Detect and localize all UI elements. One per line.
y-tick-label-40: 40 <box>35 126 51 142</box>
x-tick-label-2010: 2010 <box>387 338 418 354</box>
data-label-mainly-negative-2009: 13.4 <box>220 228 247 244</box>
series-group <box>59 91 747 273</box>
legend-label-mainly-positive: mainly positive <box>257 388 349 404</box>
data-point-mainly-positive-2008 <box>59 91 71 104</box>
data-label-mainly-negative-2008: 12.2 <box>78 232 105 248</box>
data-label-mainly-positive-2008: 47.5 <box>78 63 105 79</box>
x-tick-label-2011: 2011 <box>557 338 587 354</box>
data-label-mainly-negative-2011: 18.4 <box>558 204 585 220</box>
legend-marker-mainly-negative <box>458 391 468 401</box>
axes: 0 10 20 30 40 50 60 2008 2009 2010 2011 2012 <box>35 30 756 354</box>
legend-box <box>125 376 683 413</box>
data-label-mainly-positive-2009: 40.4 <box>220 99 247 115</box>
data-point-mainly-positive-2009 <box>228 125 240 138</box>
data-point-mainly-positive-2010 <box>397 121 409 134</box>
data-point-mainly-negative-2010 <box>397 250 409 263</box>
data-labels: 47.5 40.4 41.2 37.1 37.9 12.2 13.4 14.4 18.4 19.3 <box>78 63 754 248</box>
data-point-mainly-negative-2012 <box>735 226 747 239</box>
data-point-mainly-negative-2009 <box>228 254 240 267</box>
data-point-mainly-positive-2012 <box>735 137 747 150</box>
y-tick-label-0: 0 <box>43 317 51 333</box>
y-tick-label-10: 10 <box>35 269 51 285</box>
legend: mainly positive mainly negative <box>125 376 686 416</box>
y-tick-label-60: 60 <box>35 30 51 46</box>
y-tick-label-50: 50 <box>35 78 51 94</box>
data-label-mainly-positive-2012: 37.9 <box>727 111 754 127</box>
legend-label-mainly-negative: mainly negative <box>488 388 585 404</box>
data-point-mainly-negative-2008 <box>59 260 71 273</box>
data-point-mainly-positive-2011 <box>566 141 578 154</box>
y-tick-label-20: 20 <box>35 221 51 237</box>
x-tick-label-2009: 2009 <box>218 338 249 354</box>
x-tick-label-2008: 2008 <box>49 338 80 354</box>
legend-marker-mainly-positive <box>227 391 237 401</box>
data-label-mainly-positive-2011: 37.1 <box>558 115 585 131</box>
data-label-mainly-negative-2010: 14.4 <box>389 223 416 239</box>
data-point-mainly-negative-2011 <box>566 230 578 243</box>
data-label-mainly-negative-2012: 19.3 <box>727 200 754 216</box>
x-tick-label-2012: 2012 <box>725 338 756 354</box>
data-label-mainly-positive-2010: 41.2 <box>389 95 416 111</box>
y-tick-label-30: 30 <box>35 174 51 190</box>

_What to work on_
Write out every row above again, replacing "localize" with "locate" and leaving everything else unchanged.

_Response to this task_
Detect and locate all UI elements. One per line.
y-tick-label-40: 40 <box>35 126 51 142</box>
x-tick-label-2010: 2010 <box>387 338 418 354</box>
data-label-mainly-negative-2009: 13.4 <box>220 228 247 244</box>
series-group <box>59 91 747 273</box>
legend-label-mainly-positive: mainly positive <box>257 388 349 404</box>
data-point-mainly-positive-2008 <box>59 91 71 104</box>
data-label-mainly-negative-2008: 12.2 <box>78 232 105 248</box>
data-label-mainly-positive-2008: 47.5 <box>78 63 105 79</box>
x-tick-label-2011: 2011 <box>557 338 587 354</box>
data-label-mainly-negative-2011: 18.4 <box>558 204 585 220</box>
legend-marker-mainly-negative <box>458 391 468 401</box>
axes: 0 10 20 30 40 50 60 2008 2009 2010 2011 2012 <box>35 30 756 354</box>
legend-box <box>125 376 683 413</box>
data-label-mainly-positive-2009: 40.4 <box>220 99 247 115</box>
data-point-mainly-positive-2009 <box>228 125 240 138</box>
data-point-mainly-positive-2010 <box>397 121 409 134</box>
data-point-mainly-negative-2010 <box>397 250 409 263</box>
data-labels: 47.5 40.4 41.2 37.1 37.9 12.2 13.4 14.4 18.4 19.3 <box>78 63 754 248</box>
data-point-mainly-negative-2012 <box>735 226 747 239</box>
data-point-mainly-negative-2009 <box>228 254 240 267</box>
data-point-mainly-positive-2012 <box>735 137 747 150</box>
y-tick-label-0: 0 <box>43 317 51 333</box>
y-tick-label-10: 10 <box>35 269 51 285</box>
legend: mainly positive mainly negative <box>125 376 686 416</box>
y-tick-label-60: 60 <box>35 30 51 46</box>
y-tick-label-50: 50 <box>35 78 51 94</box>
data-label-mainly-positive-2012: 37.9 <box>727 111 754 127</box>
legend-label-mainly-negative: mainly negative <box>488 388 585 404</box>
data-point-mainly-negative-2008 <box>59 260 71 273</box>
data-point-mainly-positive-2011 <box>566 141 578 154</box>
y-tick-label-20: 20 <box>35 221 51 237</box>
x-tick-label-2009: 2009 <box>218 338 249 354</box>
x-tick-label-2008: 2008 <box>49 338 80 354</box>
legend-marker-mainly-positive <box>227 391 237 401</box>
data-label-mainly-positive-2011: 37.1 <box>558 115 585 131</box>
data-label-mainly-negative-2010: 14.4 <box>389 223 416 239</box>
data-point-mainly-negative-2011 <box>566 230 578 243</box>
data-label-mainly-negative-2012: 19.3 <box>727 200 754 216</box>
x-tick-label-2012: 2012 <box>725 338 756 354</box>
data-label-mainly-positive-2010: 41.2 <box>389 95 416 111</box>
y-tick-label-30: 30 <box>35 174 51 190</box>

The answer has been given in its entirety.